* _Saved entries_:
• • •
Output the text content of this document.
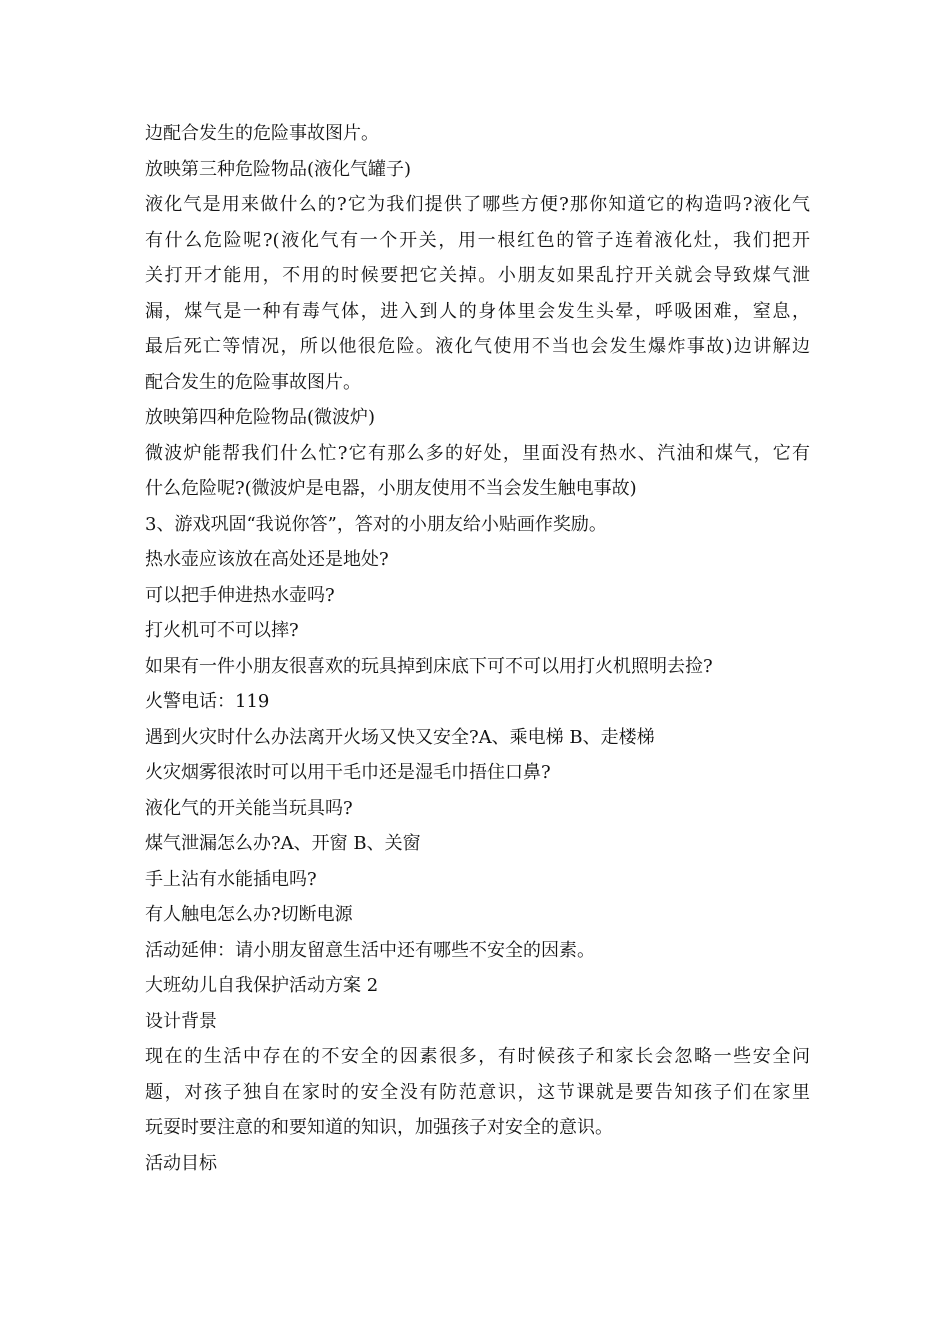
边配合发生的危险事故图片。
放映第三种危险物品(液化气罐子)
液化气是用来做什么的?它为我们提供了哪些方便?那你知道它的构造吗?液化气
有什么危险呢?(液化气有一个开关，用一根红色的管子连着液化灶，我们把开
关打开才能用，不用的时候要把它关掉。小朋友如果乱拧开关就会导致煤气泄
漏，煤气是一种有毒气体，进入到人的身体里会发生头晕，呼吸困难，窒息，
最后死亡等情况，所以他很危险。液化气使用不当也会发生爆炸事故)边讲解边
配合发生的危险事故图片。
放映第四种危险物品(微波炉)
微波炉能帮我们什么忙?它有那么多的好处，里面没有热水、汽油和煤气，它有
什么危险呢?(微波炉是电器，小朋友使用不当会发生触电事故)
3、游戏巩固“我说你答”，答对的小朋友给小贴画作奖励。
热水壶应该放在高处还是地处?
可以把手伸进热水壶吗?
打火机可不可以摔?
如果有一件小朋友很喜欢的玩具掉到床底下可不可以用打火机照明去捡?
火警电话：119
遇到火灾时什么办法离开火场又快又安全?A、乘电梯 B、走楼梯
火灾烟雾很浓时可以用干毛巾还是湿毛巾捂住口鼻?
液化气的开关能当玩具吗?
煤气泄漏怎么办?A、开窗 B、关窗
手上沾有水能插电吗?
有人触电怎么办?切断电源
活动延伸：请小朋友留意生活中还有哪些不安全的因素。
大班幼儿自我保护活动方案 2
设计背景
现在的生活中存在的不安全的因素很多，有时候孩子和家长会忽略一些安全问
题，对孩子独自在家时的安全没有防范意识，这节课就是要告知孩子们在家里
玩耍时要注意的和要知道的知识，加强孩子对安全的意识。
活动目标
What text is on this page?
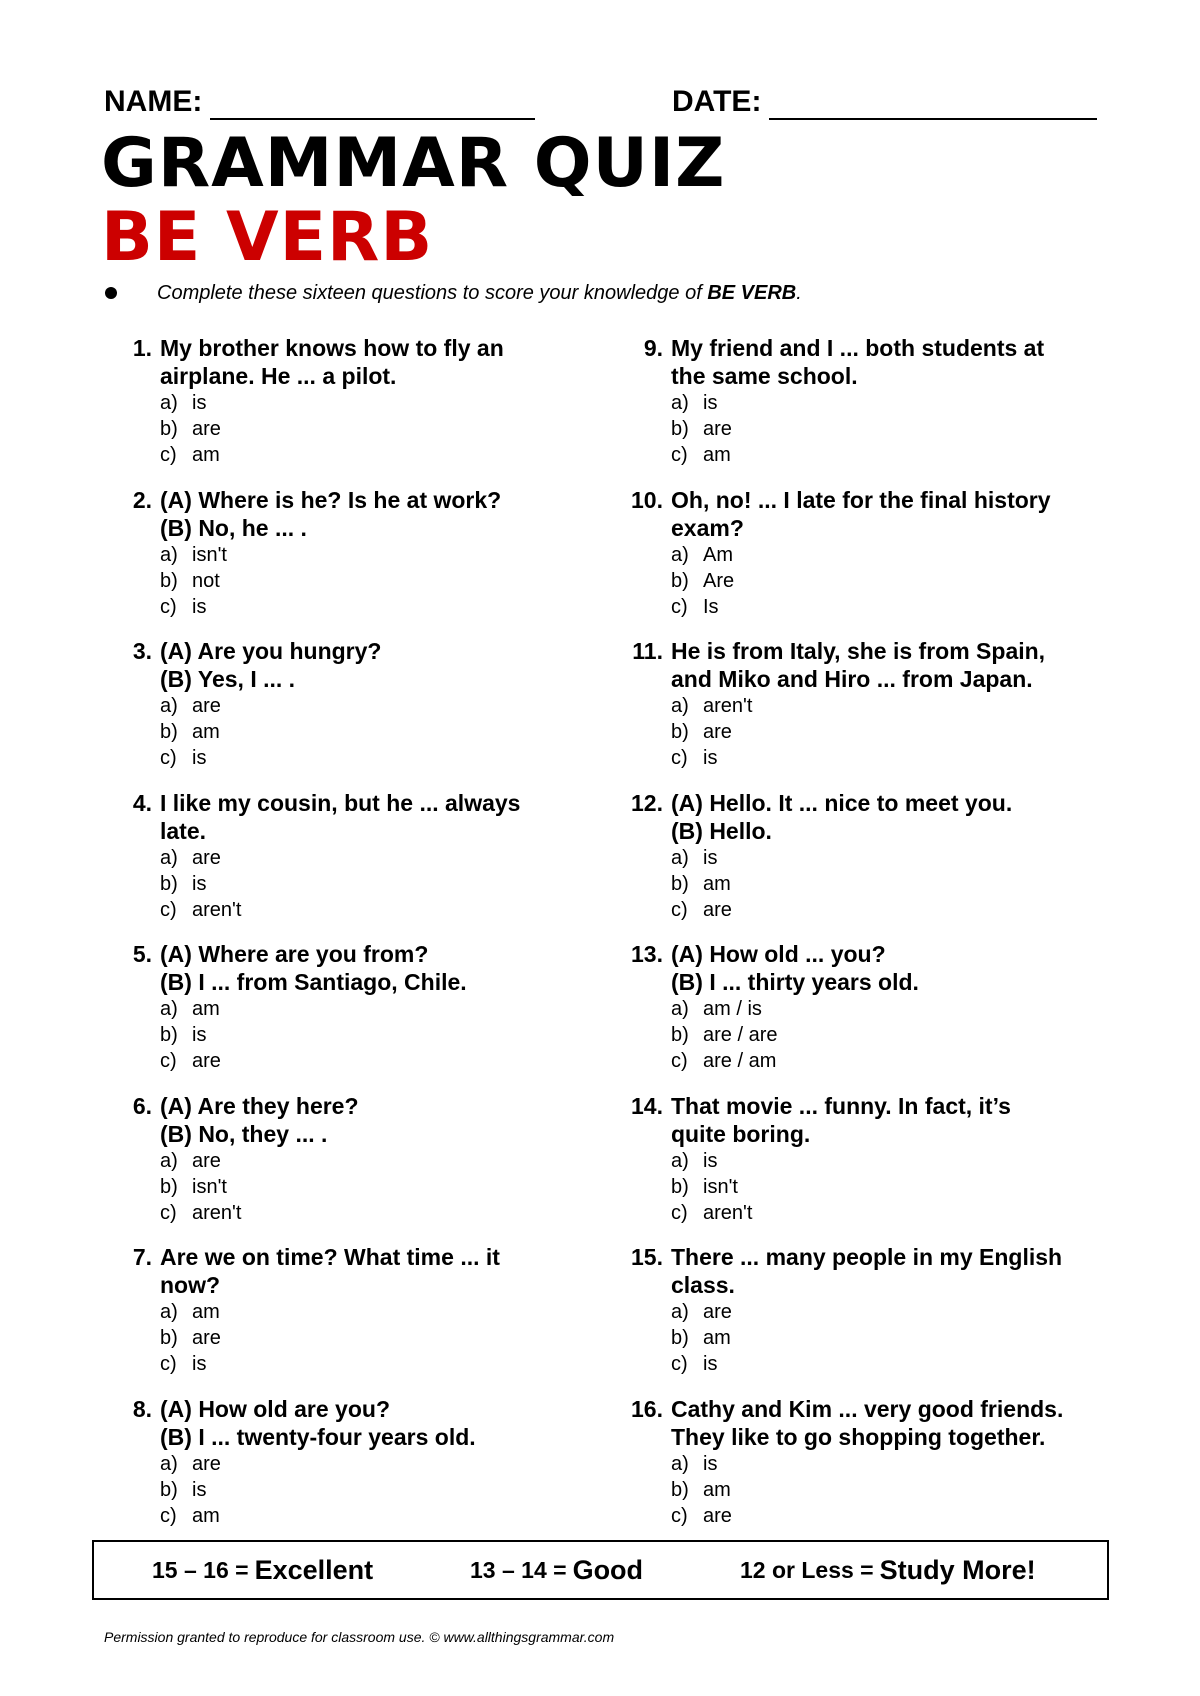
NAME:	DATE:
GRAMMAR QUIZ
BE VERB
Complete these sixteen questions to score your knowledge of BE VERB.
1. My brother knows how to fly an
airplane. He ... a pilot.
a) is
b) are
c) am
2. (A) Where is he? Is he at work?
(B) No, he ... .
a) isn't
b) not
c) is
3. (A) Are you hungry?
(B) Yes, I ... .
a) are
b) am
c) is
4. I like my cousin, but he ... always
late.
a) are
b) is
c) aren't
5. (A) Where are you from?
(B) I ... from Santiago, Chile.
a) am
b) is
c) are
6. (A) Are they here?
(B) No, they ... .
a) are
b) isn't
c) aren't
7. Are we on time? What time ... it
now?
a) am
b) are
c) is
8. (A) How old are you?
(B) I ... twenty-four years old.
a) are
b) is
c) am
9. My friend and I ... both students at
the same school.
a) is
b) are
c) am
10. Oh, no! ... I late for the final history
exam?
a) Am
b) Are
c) Is
11. He is from Italy, she is from Spain,
and Miko and Hiro ... from Japan.
a) aren't
b) are
c) is
12. (A) Hello. It ... nice to meet you.
(B) Hello.
a) is
b) am
c) are
13. (A) How old ... you?
(B) I ... thirty years old.
a) am / is
b) are / are
c) are / am
14. That movie ... funny. In fact, it’s
quite boring.
a) is
b) isn't
c) aren't
15. There ... many people in my English
class.
a) are
b) am
c) is
16. Cathy and Kim ... very good friends.
They like to go shopping together.
a) is
b) am
c) are
15 – 16 = Excellent	13 – 14 = Good	12 or Less = Study More!
Permission granted to reproduce for classroom use. © www.allthingsgrammar.com
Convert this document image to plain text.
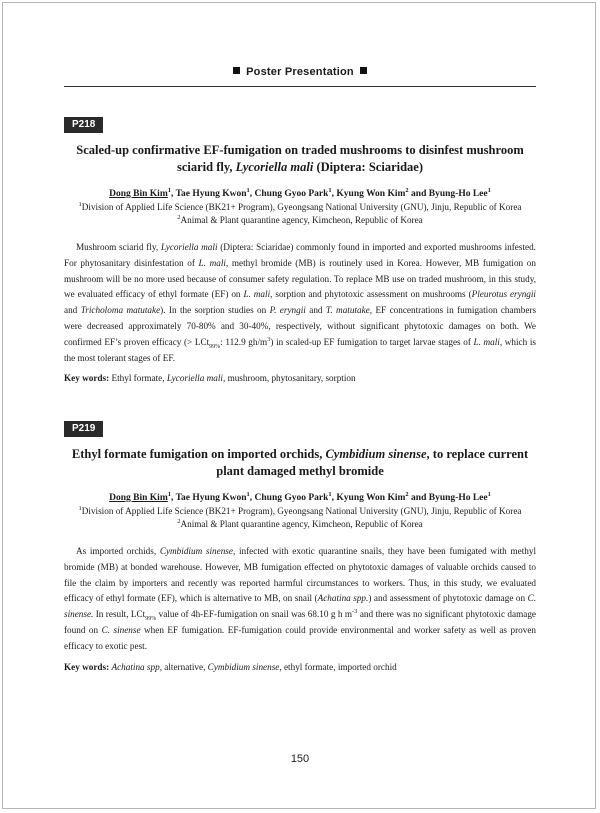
Poster Presentation
P218
Scaled-up confirmative EF-fumigation on traded mushrooms to disinfest mushroom sciarid fly, Lycoriella mali (Diptera: Sciaridae)
Dong Bin Kim$^1$, Tae Hyung Kwon$^1$, Chung Gyoo Park$^1$, Kyung Won Kim$^2$ and Byung-Ho Lee$^1$
$^1$Division of Applied Life Science (BK21+ Program), Gyeongsang National University (GNU), Jinju, Republic of Korea
$^2$Animal & Plant quarantine agency, Kimcheon, Republic of Korea
Mushroom sciarid fly, Lycoriella mali (Diptera: Sciaridae) commonly found in imported and exported mushrooms infested. For phytosanitary disinfestation of L. mali, methyl bromide (MB) is routinely used in Korea. However, MB fumigation on mushroom will be no more used because of consumer safety regulation. To replace MB use on traded mushroom, in this study, we evaluated efficacy of ethyl formate (EF) on L. mali, sorption and phytotoxic assessment on mushrooms (Pleurotus eryngii and Tricholoma matutake). In the sorption studies on P. eryngii and T. matutake, EF concentrations in fumigation chambers were decreased approximately 70-80% and 30-40%, respectively, without significant phytotoxic damages on both. We confirmed EF’s proven efficacy (> LCt$_{99\%}$: 112.9 $gh/m^3$) in scaled-up EF fumigation to target larvae stages of L. mali, which is the most tolerant stages of EF.
Key words: Ethyl formate, Lycoriella mali, mushroom, phytosanitary, sorption
P219
Ethyl formate fumigation on imported orchids, Cymbidium sinense, to replace current plant damaged methyl bromide
Dong Bin Kim$^1$, Tae Hyung Kwon$^1$, Chung Gyoo Park$^1$, Kyung Won Kim$^2$ and Byung-Ho Lee$^1$
$^1$Division of Applied Life Science (BK21+ Program), Gyeongsang National University (GNU), Jinju, Republic of Korea
$^2$Animal & Plant quarantine agency, Kimcheon, Republic of Korea
As imported orchids, Cymbidium sinense, infected with exotic quarantine snails, they have been fumigated with methyl bromide (MB) at bonded warehouse. However, MB fumigation effected on phytotoxic damages of valuable orchids caused to file the claim by importers and recently was reported harmful circumstances to workers. Thus, in this study, we evaluated efficacy of ethyl formate (EF), which is alternative to MB, on snail (Achatina spp.) and assessment of phytotoxic damage on C. sinense. In result, LCt$_{99\%}$ value of 4h-EF-fumigation on snail was 68.10 g h $m^{-3}$ and there was no significant phytotoxic damage found on C. sinense when EF fumigation. EF-fumigation could provide environmental and worker safety as well as proven efficacy to exotic pest.
Key words: Achatina spp, alternative, Cymbidium sinense, ethyl formate, imported orchid
150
• • •
* _Problem requirements_: Using the data above, copy each line that contains "text".

* _Reply_:
Output the text content of this document.
What text is on this page?
Convert this document image to plain text.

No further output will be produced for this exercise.